__Written request__
Copy the records below word for word, starting at the line with "Where are 29" and ending at the line with "313, 1129, 326]", including both of those lines. Omit the pictures.

__Dataset__

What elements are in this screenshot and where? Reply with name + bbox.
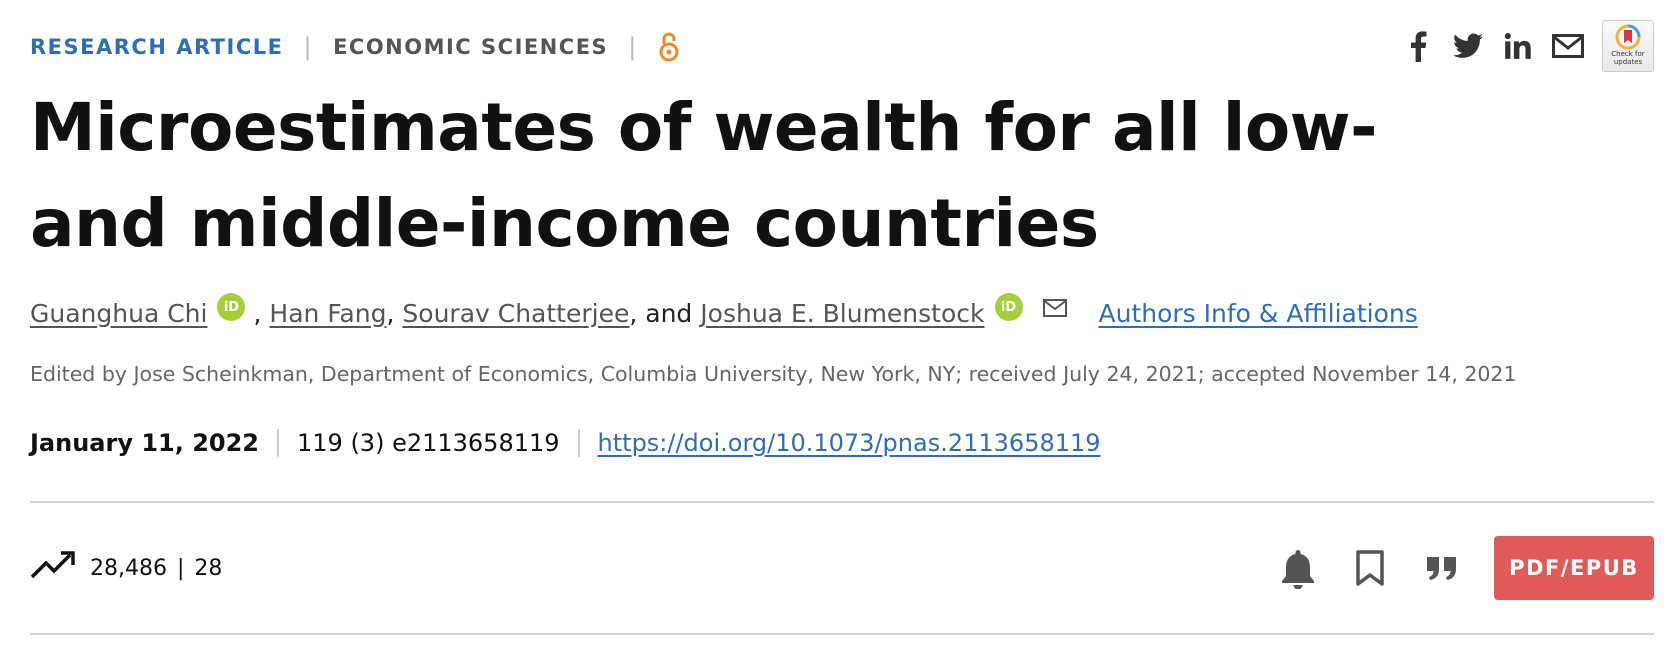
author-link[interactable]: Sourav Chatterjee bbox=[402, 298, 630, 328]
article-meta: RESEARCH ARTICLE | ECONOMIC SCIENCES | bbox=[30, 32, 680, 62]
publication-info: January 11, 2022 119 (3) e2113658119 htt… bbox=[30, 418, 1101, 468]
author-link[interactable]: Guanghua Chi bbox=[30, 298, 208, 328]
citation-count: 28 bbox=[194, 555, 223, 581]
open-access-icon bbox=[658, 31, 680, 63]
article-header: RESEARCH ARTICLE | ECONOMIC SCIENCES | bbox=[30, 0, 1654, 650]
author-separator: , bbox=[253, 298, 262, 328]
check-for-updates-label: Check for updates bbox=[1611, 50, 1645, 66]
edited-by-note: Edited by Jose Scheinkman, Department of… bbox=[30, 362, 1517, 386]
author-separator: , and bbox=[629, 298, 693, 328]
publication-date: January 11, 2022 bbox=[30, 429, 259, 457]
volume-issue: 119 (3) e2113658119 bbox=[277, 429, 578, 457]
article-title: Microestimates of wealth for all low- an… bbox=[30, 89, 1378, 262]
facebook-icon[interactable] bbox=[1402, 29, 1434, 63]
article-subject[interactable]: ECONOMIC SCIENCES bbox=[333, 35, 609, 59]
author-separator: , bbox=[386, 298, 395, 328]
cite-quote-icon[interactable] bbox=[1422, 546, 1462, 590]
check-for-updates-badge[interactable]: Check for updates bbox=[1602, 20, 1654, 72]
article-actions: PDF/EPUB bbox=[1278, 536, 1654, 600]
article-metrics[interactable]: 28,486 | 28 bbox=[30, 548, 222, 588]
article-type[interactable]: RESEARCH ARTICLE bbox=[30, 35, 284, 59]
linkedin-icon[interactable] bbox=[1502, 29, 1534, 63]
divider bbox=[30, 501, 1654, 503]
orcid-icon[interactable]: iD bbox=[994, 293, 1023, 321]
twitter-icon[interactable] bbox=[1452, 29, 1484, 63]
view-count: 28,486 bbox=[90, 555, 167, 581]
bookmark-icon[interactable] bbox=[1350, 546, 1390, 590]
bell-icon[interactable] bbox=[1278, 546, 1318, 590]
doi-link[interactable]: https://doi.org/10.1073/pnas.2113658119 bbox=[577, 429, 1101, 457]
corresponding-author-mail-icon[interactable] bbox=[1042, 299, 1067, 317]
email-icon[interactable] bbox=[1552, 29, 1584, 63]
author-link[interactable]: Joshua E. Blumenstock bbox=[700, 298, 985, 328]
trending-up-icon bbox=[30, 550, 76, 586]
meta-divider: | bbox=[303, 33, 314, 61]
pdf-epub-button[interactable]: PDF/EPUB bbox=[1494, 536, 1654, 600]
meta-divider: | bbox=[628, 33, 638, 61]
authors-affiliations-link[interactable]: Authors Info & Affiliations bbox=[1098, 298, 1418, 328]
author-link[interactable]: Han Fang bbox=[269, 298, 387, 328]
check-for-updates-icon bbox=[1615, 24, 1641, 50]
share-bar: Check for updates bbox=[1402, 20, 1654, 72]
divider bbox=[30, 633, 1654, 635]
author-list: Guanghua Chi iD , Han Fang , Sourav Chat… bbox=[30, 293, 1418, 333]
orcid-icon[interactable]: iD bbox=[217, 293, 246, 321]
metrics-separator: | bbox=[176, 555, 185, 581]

---

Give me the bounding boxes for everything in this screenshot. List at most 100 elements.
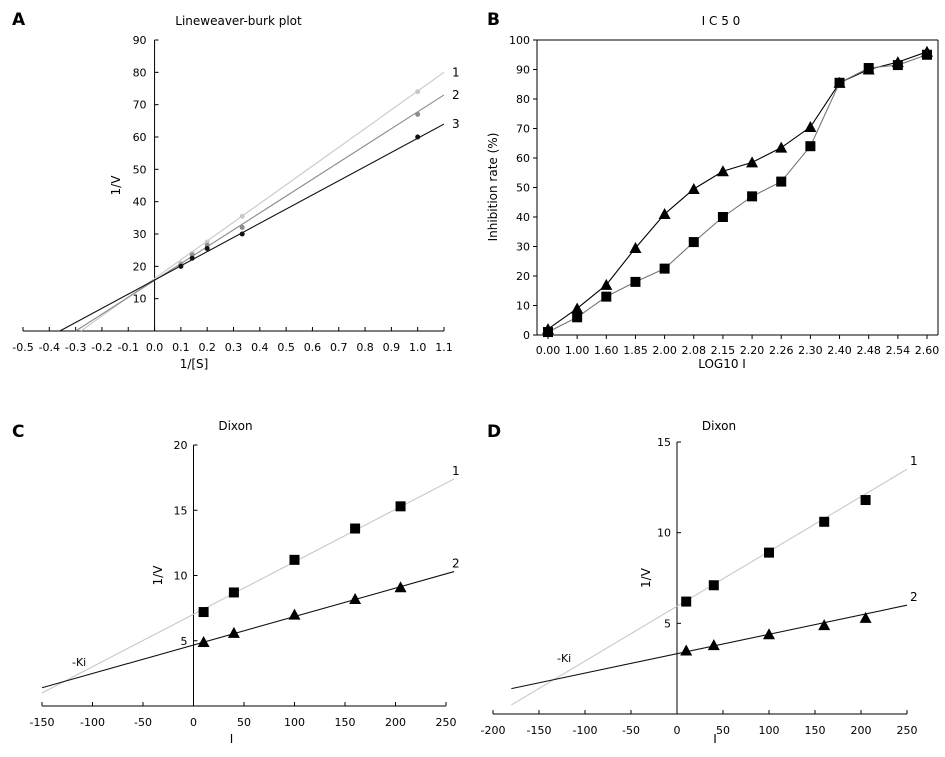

==

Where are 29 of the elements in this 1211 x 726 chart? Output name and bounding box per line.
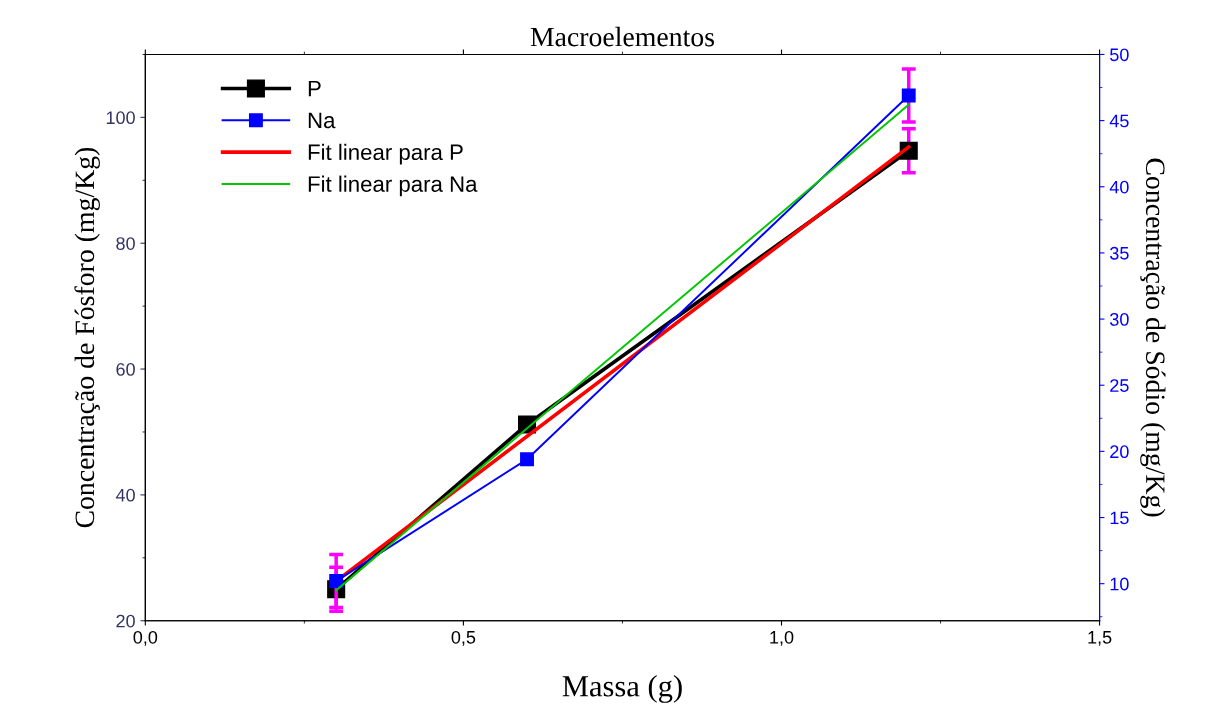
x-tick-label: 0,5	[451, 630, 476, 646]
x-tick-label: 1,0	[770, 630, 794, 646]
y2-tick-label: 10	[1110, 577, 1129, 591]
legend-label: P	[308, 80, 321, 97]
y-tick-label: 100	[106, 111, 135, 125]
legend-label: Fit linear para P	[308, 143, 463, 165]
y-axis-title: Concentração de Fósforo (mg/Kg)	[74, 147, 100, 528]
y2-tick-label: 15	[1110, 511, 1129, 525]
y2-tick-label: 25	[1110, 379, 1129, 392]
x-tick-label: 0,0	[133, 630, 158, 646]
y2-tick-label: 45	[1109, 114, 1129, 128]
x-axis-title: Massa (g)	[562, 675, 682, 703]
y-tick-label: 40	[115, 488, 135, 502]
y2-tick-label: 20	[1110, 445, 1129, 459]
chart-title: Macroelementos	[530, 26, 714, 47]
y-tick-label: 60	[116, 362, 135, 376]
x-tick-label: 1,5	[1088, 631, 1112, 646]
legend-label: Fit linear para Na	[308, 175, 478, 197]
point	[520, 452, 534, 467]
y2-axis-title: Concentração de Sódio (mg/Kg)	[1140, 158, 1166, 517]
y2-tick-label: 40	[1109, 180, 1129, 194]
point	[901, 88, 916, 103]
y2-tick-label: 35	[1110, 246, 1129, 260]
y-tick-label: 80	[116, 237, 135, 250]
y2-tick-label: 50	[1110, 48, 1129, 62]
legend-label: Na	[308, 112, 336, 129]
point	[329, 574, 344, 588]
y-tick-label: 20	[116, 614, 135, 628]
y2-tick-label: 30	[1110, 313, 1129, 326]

__Solution below__
Where are 29 of the elements in this 1211 x 726 chart? Output name and bounding box per line.
x-tick-label: 0,5	[451, 630, 476, 646]
x-tick-label: 1,0	[770, 630, 794, 646]
y2-tick-label: 10	[1110, 577, 1129, 591]
legend-label: P	[308, 80, 321, 97]
y-tick-label: 100	[106, 111, 135, 125]
legend-label: Fit linear para P	[308, 143, 463, 165]
y-axis-title: Concentração de Fósforo (mg/Kg)	[74, 147, 100, 528]
y2-tick-label: 15	[1110, 511, 1129, 525]
y2-tick-label: 25	[1110, 379, 1129, 392]
x-tick-label: 0,0	[133, 630, 158, 646]
y2-tick-label: 45	[1109, 114, 1129, 128]
x-axis-title: Massa (g)	[562, 675, 682, 703]
y-tick-label: 40	[115, 488, 135, 502]
y2-tick-label: 20	[1110, 445, 1129, 459]
chart-title: Macroelementos	[530, 26, 714, 47]
y-tick-label: 60	[116, 362, 135, 376]
x-tick-label: 1,5	[1088, 631, 1112, 646]
legend-label: Fit linear para Na	[308, 175, 478, 197]
point	[520, 452, 534, 467]
y2-axis-title: Concentração de Sódio (mg/Kg)	[1140, 158, 1166, 517]
y2-tick-label: 40	[1109, 180, 1129, 194]
point	[901, 88, 916, 103]
y2-tick-label: 35	[1110, 246, 1129, 260]
y-tick-label: 80	[116, 237, 135, 250]
y2-tick-label: 50	[1110, 48, 1129, 62]
legend-label: Na	[308, 112, 336, 129]
point	[329, 574, 344, 588]
y-tick-label: 20	[116, 614, 135, 628]
y2-tick-label: 30	[1110, 313, 1129, 326]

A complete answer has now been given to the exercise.